(Collected data entries)
***

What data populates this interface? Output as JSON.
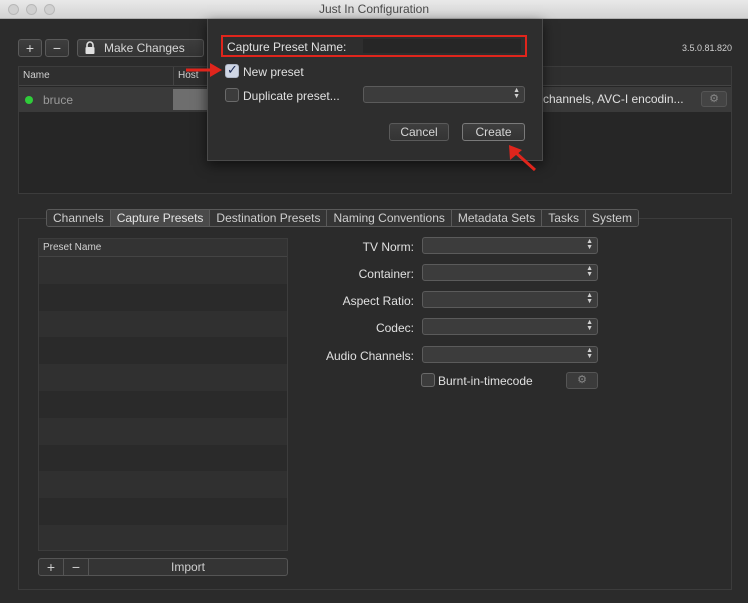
{
  "window": {
    "title": "Just In Configuration"
  },
  "toolbar": {
    "add_label": "+",
    "remove_label": "−",
    "make_changes_label": "Make Changes",
    "version": "3.5.0.81.820"
  },
  "top_table": {
    "columns": [
      "Name",
      "Host"
    ],
    "rows": [
      {
        "name": "bruce",
        "description": "channels, AVC-I encodin..."
      }
    ]
  },
  "tabs": [
    {
      "label": "Channels"
    },
    {
      "label": "Capture Presets",
      "active": true
    },
    {
      "label": "Destination Presets"
    },
    {
      "label": "Naming Conventions"
    },
    {
      "label": "Metadata Sets"
    },
    {
      "label": "Tasks"
    },
    {
      "label": "System"
    }
  ],
  "preset_list": {
    "header": "Preset Name",
    "add_label": "+",
    "remove_label": "−",
    "import_label": "Import"
  },
  "form": {
    "tv_norm_label": "TV Norm:",
    "container_label": "Container:",
    "aspect_ratio_label": "Aspect Ratio:",
    "codec_label": "Codec:",
    "audio_channels_label": "Audio Channels:",
    "burnt_in_label": "Burnt-in-timecode"
  },
  "dialog": {
    "name_label": "Capture Preset Name:",
    "name_value": "",
    "new_preset_label": "New preset",
    "new_preset_checked": true,
    "duplicate_label": "Duplicate preset...",
    "cancel_label": "Cancel",
    "create_label": "Create"
  },
  "colors": {
    "annotation": "#e0251c",
    "status_online": "#2fcc3a",
    "background": "#2b2b2b"
  },
  "icons": {
    "lock": "lock-icon",
    "gear": "gear-icon",
    "status": "status-dot-icon"
  }
}
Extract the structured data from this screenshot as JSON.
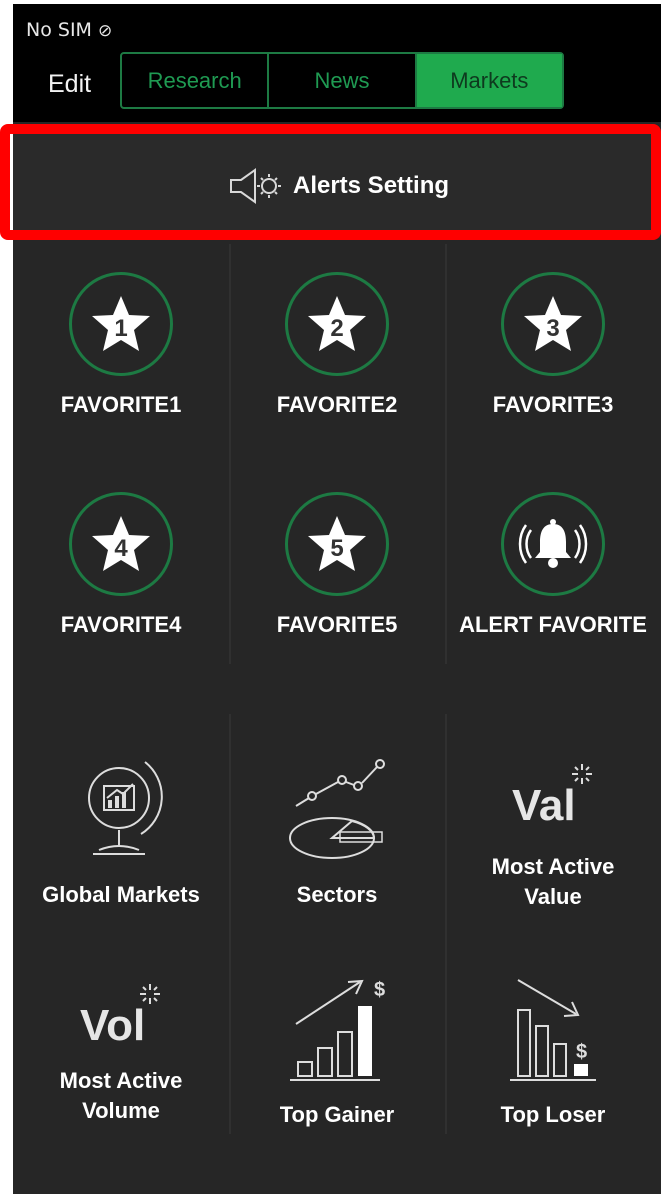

***

## Work to be completed
Write out all the entries again, word for word, and print no images.

## Written answer
What data populates this interface? Output as JSON.
{
  "window": {
    "title": "Just In Configuration"
  },
  "toolbar": {
    "add_label": "+",
    "remove_label": "−",
    "make_changes_label": "Make Changes",
    "version": "3.5.0.81.820"
  },
  "top_table": {
    "columns": [
      "Name",
      "Host"
    ],
    "rows": [
      {
        "name": "bruce",
        "description": "channels, AVC-I encodin..."
      }
    ]
  },
  "tabs": [
    {
      "label": "Channels"
    },
    {
      "label": "Capture Presets",
      "active": true
    },
    {
      "label": "Destination Presets"
    },
    {
      "label": "Naming Conventions"
    },
    {
      "label": "Metadata Sets"
    },
    {
      "label": "Tasks"
    },
    {
      "label": "System"
    }
  ],
  "preset_list": {
    "header": "Preset Name",
    "add_label": "+",
    "remove_label": "−",
    "import_label": "Import"
  },
  "form": {
    "tv_norm_label": "TV Norm:",
    "container_label": "Container:",
    "aspect_ratio_label": "Aspect Ratio:",
    "codec_label": "Codec:",
    "audio_channels_label": "Audio Channels:",
    "burnt_in_label": "Burnt-in-timecode"
  },
  "dialog": {
    "name_label": "Capture Preset Name:",
    "name_value": "",
    "new_preset_label": "New preset",
    "new_preset_checked": true,
    "duplicate_label": "Duplicate preset...",
    "cancel_label": "Cancel",
    "create_label": "Create"
  },
  "colors": {
    "annotation": "#e0251c",
    "status_online": "#2fcc3a",
    "background": "#2b2b2b"
  },
  "icons": {
    "lock": "lock-icon",
    "gear": "gear-icon",
    "status": "status-dot-icon"
  }
}
Extract the structured data from this screenshot as JSON.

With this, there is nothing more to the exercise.